● **REQUEST**:
Your task is to repeat the lines below exactly, excluding any pictures they contain.

● **GIVEN RECORDS**:
******
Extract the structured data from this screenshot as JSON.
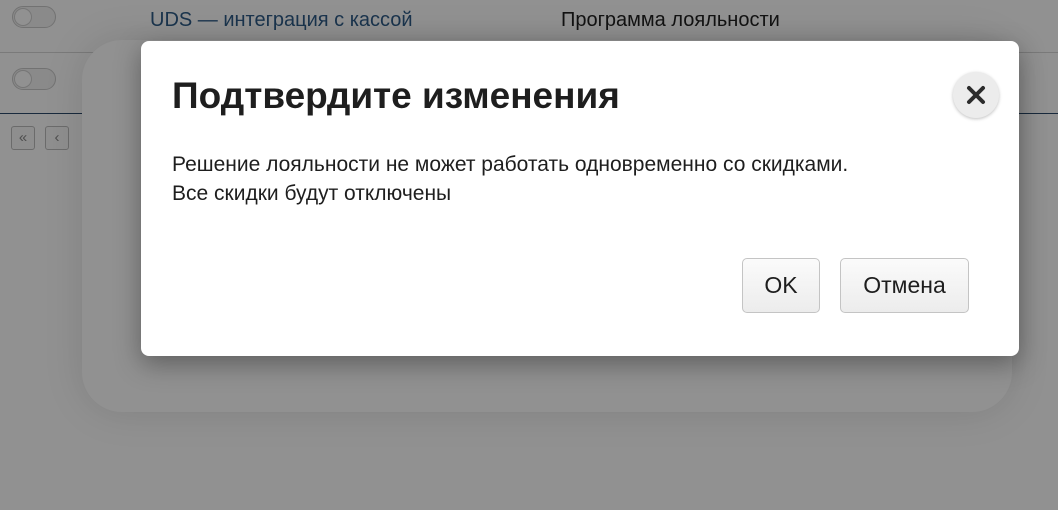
{
  "background": {
    "integrations": [
      {
        "name": "UDS — интеграция с кассой",
        "type": "Программа лояльности"
      },
      {
        "name": "",
        "type": ""
      }
    ],
    "pager": {
      "first_label": "«",
      "prev_label": "‹"
    }
  },
  "dialog": {
    "title": "Подтвердите изменения",
    "message": "Решение лояльности не может работать одновременно со скидками. Все скидки будут отключены",
    "ok_label": "OK",
    "cancel_label": "Отмена",
    "close_icon": "close-icon"
  },
  "colors": {
    "link": "#2f5d89",
    "overlay": "rgba(0,0,0,0.43)",
    "dialog_bg": "#ffffff"
  }
}
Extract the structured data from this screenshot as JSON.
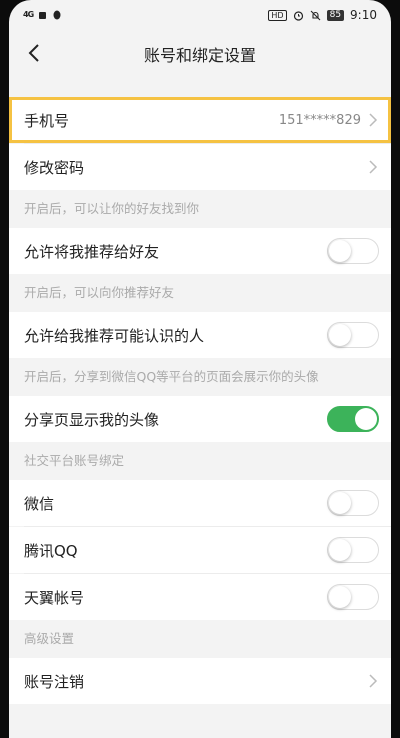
{
  "status_bar": {
    "signal": "4G",
    "battery": "85",
    "time": "9:10",
    "hd": "HD",
    "icons": [
      "signal-icon",
      "message-icon",
      "qq-penguin-icon",
      "hd-icon",
      "alarm-icon",
      "mute-icon",
      "battery-icon"
    ]
  },
  "header": {
    "title": "账号和绑定设置",
    "back_icon": "back-arrow-icon"
  },
  "rows": {
    "phone": {
      "label": "手机号",
      "value": "151*****829"
    },
    "password": {
      "label": "修改密码"
    },
    "section_friends": "开启后，可以让你的好友找到你",
    "recommend_me": {
      "label": "允许将我推荐给好友",
      "on": false
    },
    "section_recommend": "开启后，可以向你推荐好友",
    "recommend_people": {
      "label": "允许给我推荐可能认识的人",
      "on": false
    },
    "section_share": "开启后，分享到微信QQ等平台的页面会展示你的头像",
    "share_avatar": {
      "label": "分享页显示我的头像",
      "on": true
    },
    "section_social": "社交平台账号绑定",
    "wechat": {
      "label": "微信",
      "on": false
    },
    "qq": {
      "label": "腾讯QQ",
      "on": false
    },
    "tianyi": {
      "label": "天翼帐号",
      "on": false
    },
    "section_advanced": "高级设置",
    "cancel_account": {
      "label": "账号注销"
    }
  },
  "colors": {
    "accent_on": "#3cb35a",
    "highlight": "#f5c242"
  }
}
******
● **RESULT FOR THIS TASK**:
Extract the structured data from this screenshot as JSON.
{
  "background": {
    "integrations": [
      {
        "name": "UDS — интеграция с кассой",
        "type": "Программа лояльности"
      },
      {
        "name": "",
        "type": ""
      }
    ],
    "pager": {
      "first_label": "«",
      "prev_label": "‹"
    }
  },
  "dialog": {
    "title": "Подтвердите изменения",
    "message": "Решение лояльности не может работать одновременно со скидками. Все скидки будут отключены",
    "ok_label": "OK",
    "cancel_label": "Отмена",
    "close_icon": "close-icon"
  },
  "colors": {
    "link": "#2f5d89",
    "overlay": "rgba(0,0,0,0.43)",
    "dialog_bg": "#ffffff"
  }
}
Extract the structured data from this screenshot as JSON.
{
  "status_bar": {
    "signal": "4G",
    "battery": "85",
    "time": "9:10",
    "hd": "HD",
    "icons": [
      "signal-icon",
      "message-icon",
      "qq-penguin-icon",
      "hd-icon",
      "alarm-icon",
      "mute-icon",
      "battery-icon"
    ]
  },
  "header": {
    "title": "账号和绑定设置",
    "back_icon": "back-arrow-icon"
  },
  "rows": {
    "phone": {
      "label": "手机号",
      "value": "151*****829"
    },
    "password": {
      "label": "修改密码"
    },
    "section_friends": "开启后，可以让你的好友找到你",
    "recommend_me": {
      "label": "允许将我推荐给好友",
      "on": false
    },
    "section_recommend": "开启后，可以向你推荐好友",
    "recommend_people": {
      "label": "允许给我推荐可能认识的人",
      "on": false
    },
    "section_share": "开启后，分享到微信QQ等平台的页面会展示你的头像",
    "share_avatar": {
      "label": "分享页显示我的头像",
      "on": true
    },
    "section_social": "社交平台账号绑定",
    "wechat": {
      "label": "微信",
      "on": false
    },
    "qq": {
      "label": "腾讯QQ",
      "on": false
    },
    "tianyi": {
      "label": "天翼帐号",
      "on": false
    },
    "section_advanced": "高级设置",
    "cancel_account": {
      "label": "账号注销"
    }
  },
  "colors": {
    "accent_on": "#3cb35a",
    "highlight": "#f5c242"
  }
}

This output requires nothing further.